(Bounding box entries)
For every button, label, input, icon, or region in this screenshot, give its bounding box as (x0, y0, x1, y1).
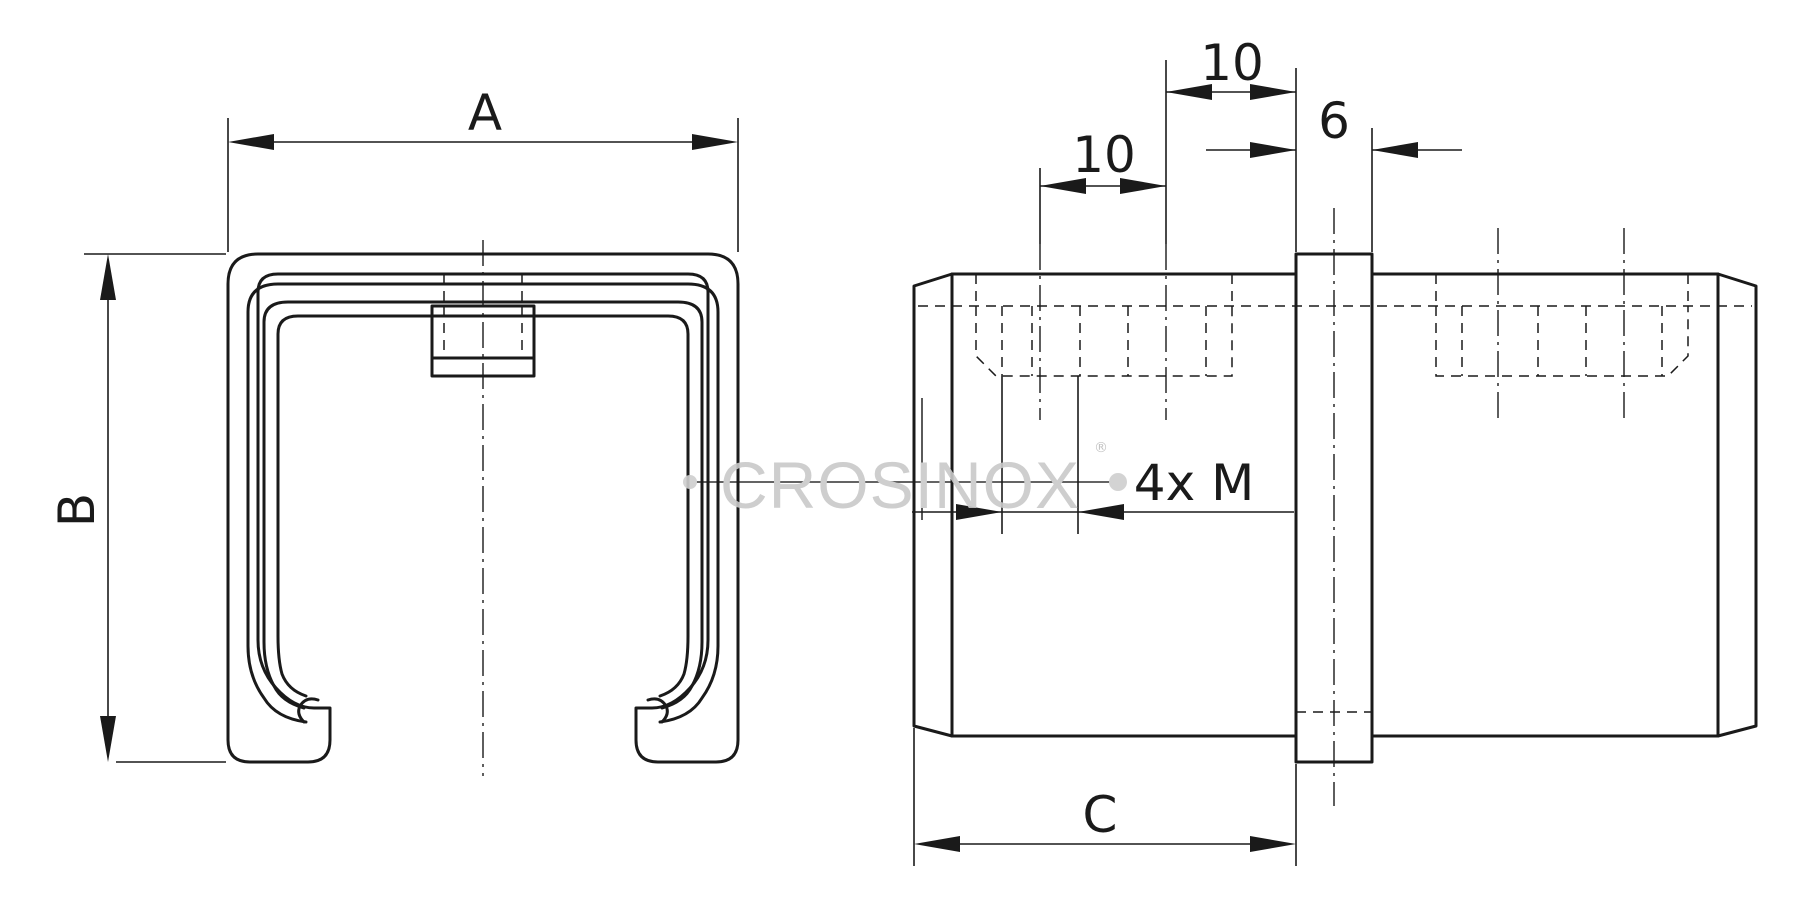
right-tube-body (1370, 272, 1720, 738)
dim-b-label: B (48, 493, 106, 527)
profile-right-lip (646, 697, 669, 724)
dim-10-label-1: 10 (1072, 126, 1136, 184)
watermark-text: CROSINOX (720, 448, 1080, 522)
dim-m-label: 4x M (1134, 454, 1254, 512)
dim-b-arrow-bottom (100, 716, 116, 762)
dimension-c: C (913, 728, 1297, 866)
dimension-hole-spacing-2: 10 (1166, 34, 1297, 252)
dim-a-arrow-right (692, 134, 738, 150)
dimension-hole-spacing-1: 10 (1039, 60, 1167, 244)
crosinox-watermark: CROSINOX ® (683, 398, 1127, 522)
dim-m-arrow-left (1078, 504, 1124, 520)
profile-left-lip (297, 697, 320, 724)
watermark-registered-mark: ® (1094, 440, 1108, 456)
profile-outer-outline (226, 252, 740, 764)
cross-section-view: A B (48, 84, 740, 776)
dim-6-label: 6 (1318, 92, 1350, 150)
watermark-dot-left (683, 475, 697, 489)
dim-m-arrow-right (956, 504, 1002, 520)
dim-a-label: A (468, 84, 502, 142)
dimension-a: A (227, 84, 739, 252)
dimension-thread-4x-m: 4x M (912, 454, 1294, 520)
dim-10-label-2: 10 (1200, 34, 1264, 92)
dim-c-arrow-left (914, 836, 960, 852)
right-tube-chamfer (1716, 272, 1758, 738)
left-tube-chamfer (912, 272, 954, 738)
side-view: 4x M 10 10 6 (912, 34, 1758, 866)
dimension-b: B (48, 253, 226, 763)
right-thread-pocket (1435, 306, 1689, 377)
dim-a-arrow-left (228, 134, 274, 150)
dimension-collar-width: 6 (1206, 92, 1462, 252)
left-thread-pocket (975, 306, 1233, 377)
watermark-dot-right (1109, 473, 1127, 491)
dim-c-arrow-right (1250, 836, 1296, 852)
dim-c-label: C (1083, 786, 1118, 844)
dim-b-arrow-top (100, 254, 116, 300)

Exercise directions:
Copy every line of the records above word for word, leaving out the picture.

Full response:
For every button, label, input, icon, or region in this screenshot, give its bounding box as (x0, y0, x1, y1).
right-tube-body (1370, 272, 1720, 738)
dim-b-label: B (48, 493, 106, 527)
profile-right-lip (646, 697, 669, 724)
dim-10-label-1: 10 (1072, 126, 1136, 184)
watermark-text: CROSINOX (720, 448, 1080, 522)
dim-m-label: 4x M (1134, 454, 1254, 512)
dim-b-arrow-bottom (100, 716, 116, 762)
dimension-c: C (913, 728, 1297, 866)
dimension-hole-spacing-2: 10 (1166, 34, 1297, 252)
dim-a-arrow-right (692, 134, 738, 150)
dimension-hole-spacing-1: 10 (1039, 60, 1167, 244)
crosinox-watermark: CROSINOX ® (683, 398, 1127, 522)
dim-m-arrow-left (1078, 504, 1124, 520)
profile-left-lip (297, 697, 320, 724)
watermark-registered-mark: ® (1094, 440, 1108, 456)
profile-outer-outline (226, 252, 740, 764)
cross-section-view: A B (48, 84, 740, 776)
dim-6-label: 6 (1318, 92, 1350, 150)
watermark-dot-left (683, 475, 697, 489)
dim-m-arrow-right (956, 504, 1002, 520)
dim-a-label: A (468, 84, 502, 142)
dimension-a: A (227, 84, 739, 252)
dimension-thread-4x-m: 4x M (912, 454, 1294, 520)
dim-10-label-2: 10 (1200, 34, 1264, 92)
dim-c-arrow-left (914, 836, 960, 852)
right-tube-chamfer (1716, 272, 1758, 738)
left-tube-chamfer (912, 272, 954, 738)
side-view: 4x M 10 10 6 (912, 34, 1758, 866)
dimension-b: B (48, 253, 226, 763)
right-thread-pocket (1435, 306, 1689, 377)
dim-a-arrow-left (228, 134, 274, 150)
dimension-collar-width: 6 (1206, 92, 1462, 252)
left-thread-pocket (975, 306, 1233, 377)
watermark-dot-right (1109, 473, 1127, 491)
dim-c-arrow-right (1250, 836, 1296, 852)
dim-c-label: C (1083, 786, 1118, 844)
dim-b-arrow-top (100, 254, 116, 300)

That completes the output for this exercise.